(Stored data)
* * *

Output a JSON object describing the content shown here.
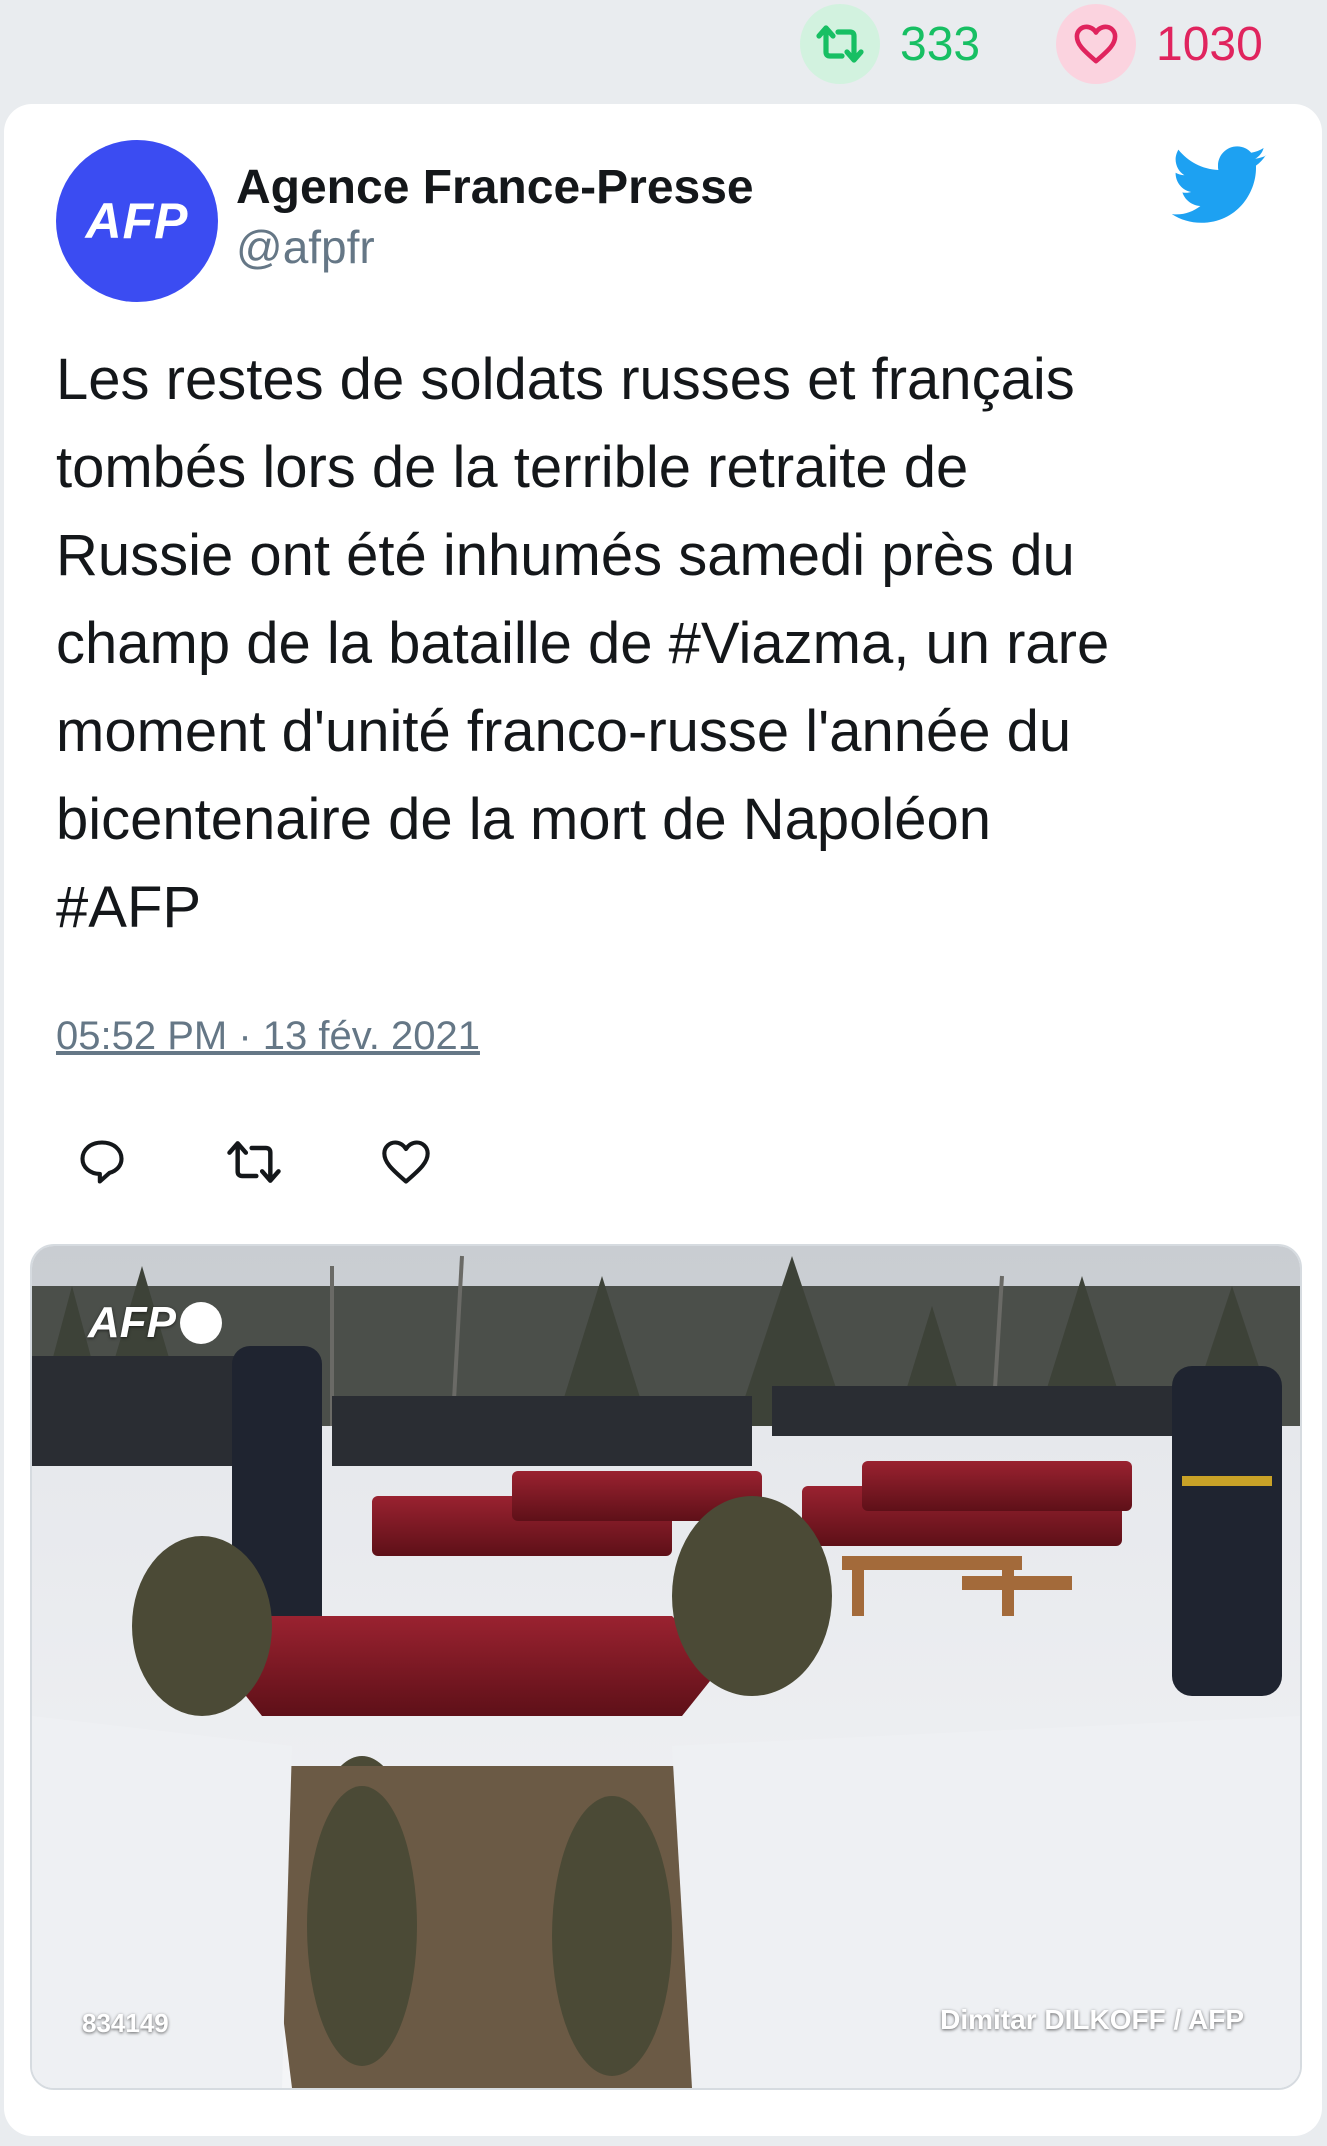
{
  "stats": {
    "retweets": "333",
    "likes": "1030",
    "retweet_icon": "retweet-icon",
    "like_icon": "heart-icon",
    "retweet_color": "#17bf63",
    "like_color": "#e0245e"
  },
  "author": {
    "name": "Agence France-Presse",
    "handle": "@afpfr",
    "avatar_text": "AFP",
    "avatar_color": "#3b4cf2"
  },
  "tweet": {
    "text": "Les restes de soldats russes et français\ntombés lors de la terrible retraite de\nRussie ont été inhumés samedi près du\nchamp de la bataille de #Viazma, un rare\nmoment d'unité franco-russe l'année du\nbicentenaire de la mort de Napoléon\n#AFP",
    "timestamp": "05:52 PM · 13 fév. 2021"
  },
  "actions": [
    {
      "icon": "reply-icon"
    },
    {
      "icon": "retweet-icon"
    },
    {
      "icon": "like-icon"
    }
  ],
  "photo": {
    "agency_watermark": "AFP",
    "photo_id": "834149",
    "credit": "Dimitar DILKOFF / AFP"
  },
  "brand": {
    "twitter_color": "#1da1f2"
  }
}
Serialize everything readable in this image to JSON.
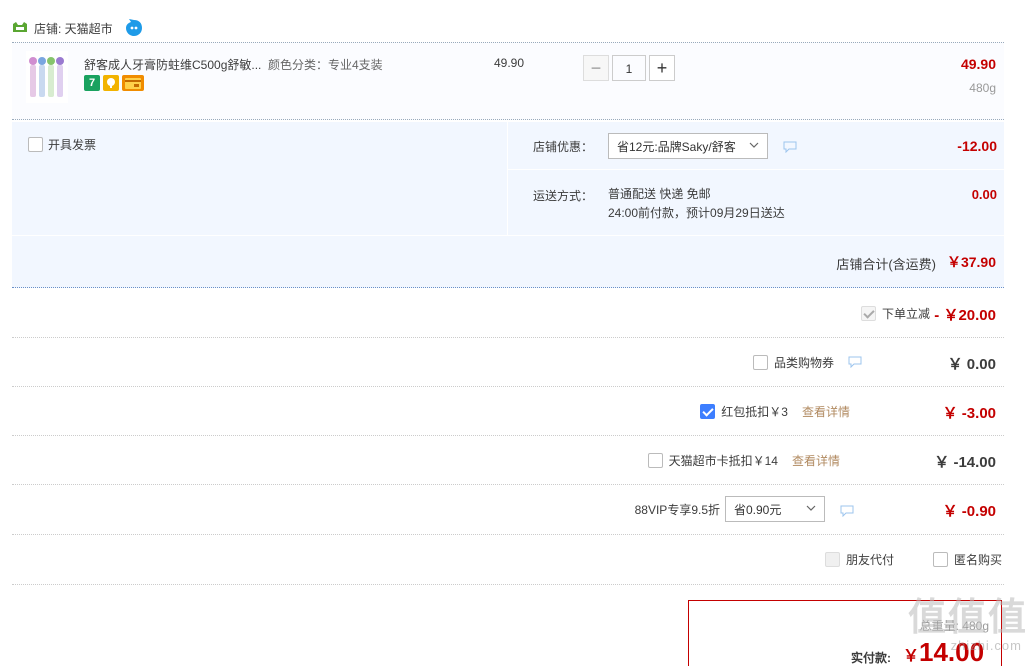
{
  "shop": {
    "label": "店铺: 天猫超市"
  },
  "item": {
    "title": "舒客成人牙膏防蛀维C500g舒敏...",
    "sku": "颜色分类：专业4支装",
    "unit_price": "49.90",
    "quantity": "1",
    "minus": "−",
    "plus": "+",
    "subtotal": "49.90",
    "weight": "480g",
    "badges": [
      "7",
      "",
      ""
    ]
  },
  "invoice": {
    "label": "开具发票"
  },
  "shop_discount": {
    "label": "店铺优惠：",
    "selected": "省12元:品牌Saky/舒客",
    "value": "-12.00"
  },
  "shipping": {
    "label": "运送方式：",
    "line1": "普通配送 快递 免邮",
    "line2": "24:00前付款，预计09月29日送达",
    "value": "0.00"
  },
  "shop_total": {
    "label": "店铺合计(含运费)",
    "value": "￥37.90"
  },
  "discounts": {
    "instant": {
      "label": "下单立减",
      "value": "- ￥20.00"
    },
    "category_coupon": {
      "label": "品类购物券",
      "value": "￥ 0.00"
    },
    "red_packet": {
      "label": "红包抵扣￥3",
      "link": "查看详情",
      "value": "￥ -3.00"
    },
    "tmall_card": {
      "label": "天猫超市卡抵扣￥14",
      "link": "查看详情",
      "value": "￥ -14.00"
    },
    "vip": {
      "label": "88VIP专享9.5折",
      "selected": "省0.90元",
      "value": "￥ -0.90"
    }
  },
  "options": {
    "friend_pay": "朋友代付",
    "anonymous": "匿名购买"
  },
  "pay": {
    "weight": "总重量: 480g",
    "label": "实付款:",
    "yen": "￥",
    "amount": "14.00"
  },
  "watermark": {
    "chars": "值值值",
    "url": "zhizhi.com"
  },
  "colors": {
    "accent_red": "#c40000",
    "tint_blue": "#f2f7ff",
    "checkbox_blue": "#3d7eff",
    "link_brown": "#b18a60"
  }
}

* * *

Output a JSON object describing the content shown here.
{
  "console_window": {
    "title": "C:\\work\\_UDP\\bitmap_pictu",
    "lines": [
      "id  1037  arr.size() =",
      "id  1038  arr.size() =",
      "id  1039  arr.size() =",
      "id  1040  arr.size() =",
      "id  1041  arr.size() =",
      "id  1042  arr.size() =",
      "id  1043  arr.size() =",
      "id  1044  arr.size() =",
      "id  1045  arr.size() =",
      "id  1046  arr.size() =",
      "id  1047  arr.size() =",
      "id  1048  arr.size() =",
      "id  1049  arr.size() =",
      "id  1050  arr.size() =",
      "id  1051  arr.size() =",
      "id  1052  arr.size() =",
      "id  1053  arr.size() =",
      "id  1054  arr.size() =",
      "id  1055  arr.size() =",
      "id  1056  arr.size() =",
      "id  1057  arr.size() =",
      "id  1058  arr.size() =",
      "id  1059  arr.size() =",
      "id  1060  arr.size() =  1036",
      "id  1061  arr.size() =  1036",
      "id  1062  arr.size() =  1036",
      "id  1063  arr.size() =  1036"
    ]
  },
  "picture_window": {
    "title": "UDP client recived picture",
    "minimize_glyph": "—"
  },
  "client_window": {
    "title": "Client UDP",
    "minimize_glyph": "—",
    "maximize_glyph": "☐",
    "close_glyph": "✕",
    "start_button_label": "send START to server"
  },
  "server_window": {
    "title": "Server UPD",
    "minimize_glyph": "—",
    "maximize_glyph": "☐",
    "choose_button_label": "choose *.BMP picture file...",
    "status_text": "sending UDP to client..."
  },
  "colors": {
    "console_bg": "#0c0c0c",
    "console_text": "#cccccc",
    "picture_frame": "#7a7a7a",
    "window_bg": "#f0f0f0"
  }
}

* * *

Instructions to follow >> Collect, from the material above, every line containing the word "value".

Exercise response >>
    "value": "-12.00"
    "value": "0.00"
    "value": "￥37.90"
      "value": "- ￥20.00"
      "value": "￥ 0.00"
      "value": "￥ -3.00"
      "value": "￥ -14.00"
      "value": "￥ -0.90"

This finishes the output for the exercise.